:: The request ::
Retype the full set of records. Keep every character identical.

-- START OF Data shown --

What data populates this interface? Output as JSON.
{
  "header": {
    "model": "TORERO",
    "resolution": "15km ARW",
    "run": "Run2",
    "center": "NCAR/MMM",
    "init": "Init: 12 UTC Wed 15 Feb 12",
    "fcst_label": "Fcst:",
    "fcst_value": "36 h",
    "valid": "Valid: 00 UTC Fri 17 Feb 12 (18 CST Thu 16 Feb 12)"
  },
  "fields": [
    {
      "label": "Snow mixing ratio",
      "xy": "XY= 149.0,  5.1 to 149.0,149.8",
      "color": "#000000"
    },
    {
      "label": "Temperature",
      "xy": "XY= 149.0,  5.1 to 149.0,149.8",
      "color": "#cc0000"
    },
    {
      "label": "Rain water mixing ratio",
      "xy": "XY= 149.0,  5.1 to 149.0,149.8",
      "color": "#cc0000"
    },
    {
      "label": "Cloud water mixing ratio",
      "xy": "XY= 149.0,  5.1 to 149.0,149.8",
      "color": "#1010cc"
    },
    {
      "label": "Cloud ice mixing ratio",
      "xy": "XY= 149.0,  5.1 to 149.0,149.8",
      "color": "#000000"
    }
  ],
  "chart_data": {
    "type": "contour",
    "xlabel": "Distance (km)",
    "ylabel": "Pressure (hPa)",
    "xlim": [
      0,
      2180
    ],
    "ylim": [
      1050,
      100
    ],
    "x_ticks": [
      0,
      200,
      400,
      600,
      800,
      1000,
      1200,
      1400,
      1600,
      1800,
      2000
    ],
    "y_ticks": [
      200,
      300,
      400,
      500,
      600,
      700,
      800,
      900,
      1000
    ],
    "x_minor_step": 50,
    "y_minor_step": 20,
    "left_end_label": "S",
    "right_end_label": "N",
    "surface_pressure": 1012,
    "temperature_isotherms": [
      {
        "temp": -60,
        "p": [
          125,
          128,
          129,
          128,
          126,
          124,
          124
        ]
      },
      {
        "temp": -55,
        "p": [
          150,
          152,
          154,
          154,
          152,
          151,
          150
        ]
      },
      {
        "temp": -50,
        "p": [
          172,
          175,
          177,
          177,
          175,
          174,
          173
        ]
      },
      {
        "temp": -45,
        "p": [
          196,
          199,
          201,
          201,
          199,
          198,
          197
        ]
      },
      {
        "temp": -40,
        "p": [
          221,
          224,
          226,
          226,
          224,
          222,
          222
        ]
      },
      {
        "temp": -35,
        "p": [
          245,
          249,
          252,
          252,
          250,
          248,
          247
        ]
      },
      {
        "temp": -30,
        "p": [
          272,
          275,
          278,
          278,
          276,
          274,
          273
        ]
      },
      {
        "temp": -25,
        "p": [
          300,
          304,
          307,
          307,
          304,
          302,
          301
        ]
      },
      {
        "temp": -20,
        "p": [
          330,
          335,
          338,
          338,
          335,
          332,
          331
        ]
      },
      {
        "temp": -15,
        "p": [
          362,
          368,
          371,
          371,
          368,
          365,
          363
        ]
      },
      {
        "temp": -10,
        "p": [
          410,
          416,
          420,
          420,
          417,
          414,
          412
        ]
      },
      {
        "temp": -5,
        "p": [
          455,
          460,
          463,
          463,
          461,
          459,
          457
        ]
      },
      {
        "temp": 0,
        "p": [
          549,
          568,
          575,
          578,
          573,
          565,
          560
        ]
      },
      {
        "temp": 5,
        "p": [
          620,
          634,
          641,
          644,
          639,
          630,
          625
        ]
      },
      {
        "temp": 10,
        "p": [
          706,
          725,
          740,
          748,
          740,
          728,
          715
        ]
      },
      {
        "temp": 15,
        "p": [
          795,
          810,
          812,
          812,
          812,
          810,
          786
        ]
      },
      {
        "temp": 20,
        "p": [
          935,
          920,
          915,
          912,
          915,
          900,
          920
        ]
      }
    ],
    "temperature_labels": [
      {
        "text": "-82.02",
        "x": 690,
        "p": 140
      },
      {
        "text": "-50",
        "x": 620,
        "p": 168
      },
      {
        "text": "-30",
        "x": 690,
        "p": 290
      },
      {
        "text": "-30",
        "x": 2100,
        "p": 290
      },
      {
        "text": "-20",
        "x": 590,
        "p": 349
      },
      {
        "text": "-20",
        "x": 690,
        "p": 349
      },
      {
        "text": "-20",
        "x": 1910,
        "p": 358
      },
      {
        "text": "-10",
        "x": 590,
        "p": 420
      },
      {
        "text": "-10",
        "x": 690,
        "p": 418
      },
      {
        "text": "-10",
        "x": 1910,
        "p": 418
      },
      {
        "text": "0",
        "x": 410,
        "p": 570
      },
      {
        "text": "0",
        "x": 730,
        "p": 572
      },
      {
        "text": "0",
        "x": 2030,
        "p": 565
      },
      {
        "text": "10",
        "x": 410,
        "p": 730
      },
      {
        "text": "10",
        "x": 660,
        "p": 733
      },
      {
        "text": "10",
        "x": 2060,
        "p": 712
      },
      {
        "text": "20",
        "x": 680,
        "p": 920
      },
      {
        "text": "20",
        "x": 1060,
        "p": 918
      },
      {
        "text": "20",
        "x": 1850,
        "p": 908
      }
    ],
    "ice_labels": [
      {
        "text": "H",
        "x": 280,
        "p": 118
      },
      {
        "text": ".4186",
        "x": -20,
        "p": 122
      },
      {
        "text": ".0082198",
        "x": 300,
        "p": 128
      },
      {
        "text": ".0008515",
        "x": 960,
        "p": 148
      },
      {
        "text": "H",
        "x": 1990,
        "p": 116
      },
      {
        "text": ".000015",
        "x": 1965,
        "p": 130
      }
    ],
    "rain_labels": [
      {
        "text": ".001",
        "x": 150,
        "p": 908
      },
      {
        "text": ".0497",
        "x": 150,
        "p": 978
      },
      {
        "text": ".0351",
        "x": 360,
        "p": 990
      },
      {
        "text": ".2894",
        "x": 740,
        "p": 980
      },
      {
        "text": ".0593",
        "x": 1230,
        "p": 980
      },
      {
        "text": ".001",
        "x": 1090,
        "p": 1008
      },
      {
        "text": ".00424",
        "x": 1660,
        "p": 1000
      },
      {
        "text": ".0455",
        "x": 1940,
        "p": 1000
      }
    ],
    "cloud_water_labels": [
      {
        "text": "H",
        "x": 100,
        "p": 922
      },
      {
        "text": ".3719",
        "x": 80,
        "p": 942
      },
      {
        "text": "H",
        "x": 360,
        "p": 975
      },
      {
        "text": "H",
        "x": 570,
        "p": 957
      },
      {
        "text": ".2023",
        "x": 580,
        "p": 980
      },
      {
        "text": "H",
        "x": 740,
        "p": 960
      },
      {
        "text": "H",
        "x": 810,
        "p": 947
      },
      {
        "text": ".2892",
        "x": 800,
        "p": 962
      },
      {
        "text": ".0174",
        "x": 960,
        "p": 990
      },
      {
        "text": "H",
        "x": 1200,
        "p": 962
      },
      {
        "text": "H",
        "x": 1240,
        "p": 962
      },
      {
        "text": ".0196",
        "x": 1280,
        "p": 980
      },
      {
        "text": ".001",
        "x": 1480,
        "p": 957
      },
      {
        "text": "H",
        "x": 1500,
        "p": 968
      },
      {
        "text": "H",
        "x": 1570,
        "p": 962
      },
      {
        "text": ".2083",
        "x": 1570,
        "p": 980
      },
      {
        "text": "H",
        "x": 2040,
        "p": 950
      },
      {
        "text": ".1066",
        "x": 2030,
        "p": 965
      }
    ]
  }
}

-- END OF Data shown --

:: Solution to this problem ::
What data populates this interface? Output as JSON.
{
  "header": {
    "model": "TORERO",
    "resolution": "15km ARW",
    "run": "Run2",
    "center": "NCAR/MMM",
    "init": "Init: 12 UTC Wed 15 Feb 12",
    "fcst_label": "Fcst:",
    "fcst_value": "36 h",
    "valid": "Valid: 00 UTC Fri 17 Feb 12 (18 CST Thu 16 Feb 12)"
  },
  "fields": [
    {
      "label": "Snow mixing ratio",
      "xy": "XY= 149.0,  5.1 to 149.0,149.8",
      "color": "#000000"
    },
    {
      "label": "Temperature",
      "xy": "XY= 149.0,  5.1 to 149.0,149.8",
      "color": "#cc0000"
    },
    {
      "label": "Rain water mixing ratio",
      "xy": "XY= 149.0,  5.1 to 149.0,149.8",
      "color": "#cc0000"
    },
    {
      "label": "Cloud water mixing ratio",
      "xy": "XY= 149.0,  5.1 to 149.0,149.8",
      "color": "#1010cc"
    },
    {
      "label": "Cloud ice mixing ratio",
      "xy": "XY= 149.0,  5.1 to 149.0,149.8",
      "color": "#000000"
    }
  ],
  "chart_data": {
    "type": "contour",
    "xlabel": "Distance (km)",
    "ylabel": "Pressure (hPa)",
    "xlim": [
      0,
      2180
    ],
    "ylim": [
      1050,
      100
    ],
    "x_ticks": [
      0,
      200,
      400,
      600,
      800,
      1000,
      1200,
      1400,
      1600,
      1800,
      2000
    ],
    "y_ticks": [
      200,
      300,
      400,
      500,
      600,
      700,
      800,
      900,
      1000
    ],
    "x_minor_step": 50,
    "y_minor_step": 20,
    "left_end_label": "S",
    "right_end_label": "N",
    "surface_pressure": 1012,
    "temperature_isotherms": [
      {
        "temp": -60,
        "p": [
          125,
          128,
          129,
          128,
          126,
          124,
          124
        ]
      },
      {
        "temp": -55,
        "p": [
          150,
          152,
          154,
          154,
          152,
          151,
          150
        ]
      },
      {
        "temp": -50,
        "p": [
          172,
          175,
          177,
          177,
          175,
          174,
          173
        ]
      },
      {
        "temp": -45,
        "p": [
          196,
          199,
          201,
          201,
          199,
          198,
          197
        ]
      },
      {
        "temp": -40,
        "p": [
          221,
          224,
          226,
          226,
          224,
          222,
          222
        ]
      },
      {
        "temp": -35,
        "p": [
          245,
          249,
          252,
          252,
          250,
          248,
          247
        ]
      },
      {
        "temp": -30,
        "p": [
          272,
          275,
          278,
          278,
          276,
          274,
          273
        ]
      },
      {
        "temp": -25,
        "p": [
          300,
          304,
          307,
          307,
          304,
          302,
          301
        ]
      },
      {
        "temp": -20,
        "p": [
          330,
          335,
          338,
          338,
          335,
          332,
          331
        ]
      },
      {
        "temp": -15,
        "p": [
          362,
          368,
          371,
          371,
          368,
          365,
          363
        ]
      },
      {
        "temp": -10,
        "p": [
          410,
          416,
          420,
          420,
          417,
          414,
          412
        ]
      },
      {
        "temp": -5,
        "p": [
          455,
          460,
          463,
          463,
          461,
          459,
          457
        ]
      },
      {
        "temp": 0,
        "p": [
          549,
          568,
          575,
          578,
          573,
          565,
          560
        ]
      },
      {
        "temp": 5,
        "p": [
          620,
          634,
          641,
          644,
          639,
          630,
          625
        ]
      },
      {
        "temp": 10,
        "p": [
          706,
          725,
          740,
          748,
          740,
          728,
          715
        ]
      },
      {
        "temp": 15,
        "p": [
          795,
          810,
          812,
          812,
          812,
          810,
          786
        ]
      },
      {
        "temp": 20,
        "p": [
          935,
          920,
          915,
          912,
          915,
          900,
          920
        ]
      }
    ],
    "temperature_labels": [
      {
        "text": "-82.02",
        "x": 690,
        "p": 140
      },
      {
        "text": "-50",
        "x": 620,
        "p": 168
      },
      {
        "text": "-30",
        "x": 690,
        "p": 290
      },
      {
        "text": "-30",
        "x": 2100,
        "p": 290
      },
      {
        "text": "-20",
        "x": 590,
        "p": 349
      },
      {
        "text": "-20",
        "x": 690,
        "p": 349
      },
      {
        "text": "-20",
        "x": 1910,
        "p": 358
      },
      {
        "text": "-10",
        "x": 590,
        "p": 420
      },
      {
        "text": "-10",
        "x": 690,
        "p": 418
      },
      {
        "text": "-10",
        "x": 1910,
        "p": 418
      },
      {
        "text": "0",
        "x": 410,
        "p": 570
      },
      {
        "text": "0",
        "x": 730,
        "p": 572
      },
      {
        "text": "0",
        "x": 2030,
        "p": 565
      },
      {
        "text": "10",
        "x": 410,
        "p": 730
      },
      {
        "text": "10",
        "x": 660,
        "p": 733
      },
      {
        "text": "10",
        "x": 2060,
        "p": 712
      },
      {
        "text": "20",
        "x": 680,
        "p": 920
      },
      {
        "text": "20",
        "x": 1060,
        "p": 918
      },
      {
        "text": "20",
        "x": 1850,
        "p": 908
      }
    ],
    "ice_labels": [
      {
        "text": "H",
        "x": 280,
        "p": 118
      },
      {
        "text": ".4186",
        "x": -20,
        "p": 122
      },
      {
        "text": ".0082198",
        "x": 300,
        "p": 128
      },
      {
        "text": ".0008515",
        "x": 960,
        "p": 148
      },
      {
        "text": "H",
        "x": 1990,
        "p": 116
      },
      {
        "text": ".000015",
        "x": 1965,
        "p": 130
      }
    ],
    "rain_labels": [
      {
        "text": ".001",
        "x": 150,
        "p": 908
      },
      {
        "text": ".0497",
        "x": 150,
        "p": 978
      },
      {
        "text": ".0351",
        "x": 360,
        "p": 990
      },
      {
        "text": ".2894",
        "x": 740,
        "p": 980
      },
      {
        "text": ".0593",
        "x": 1230,
        "p": 980
      },
      {
        "text": ".001",
        "x": 1090,
        "p": 1008
      },
      {
        "text": ".00424",
        "x": 1660,
        "p": 1000
      },
      {
        "text": ".0455",
        "x": 1940,
        "p": 1000
      }
    ],
    "cloud_water_labels": [
      {
        "text": "H",
        "x": 100,
        "p": 922
      },
      {
        "text": ".3719",
        "x": 80,
        "p": 942
      },
      {
        "text": "H",
        "x": 360,
        "p": 975
      },
      {
        "text": "H",
        "x": 570,
        "p": 957
      },
      {
        "text": ".2023",
        "x": 580,
        "p": 980
      },
      {
        "text": "H",
        "x": 740,
        "p": 960
      },
      {
        "text": "H",
        "x": 810,
        "p": 947
      },
      {
        "text": ".2892",
        "x": 800,
        "p": 962
      },
      {
        "text": ".0174",
        "x": 960,
        "p": 990
      },
      {
        "text": "H",
        "x": 1200,
        "p": 962
      },
      {
        "text": "H",
        "x": 1240,
        "p": 962
      },
      {
        "text": ".0196",
        "x": 1280,
        "p": 980
      },
      {
        "text": ".001",
        "x": 1480,
        "p": 957
      },
      {
        "text": "H",
        "x": 1500,
        "p": 968
      },
      {
        "text": "H",
        "x": 1570,
        "p": 962
      },
      {
        "text": ".2083",
        "x": 1570,
        "p": 980
      },
      {
        "text": "H",
        "x": 2040,
        "p": 950
      },
      {
        "text": ".1066",
        "x": 2030,
        "p": 965
      }
    ]
  }
}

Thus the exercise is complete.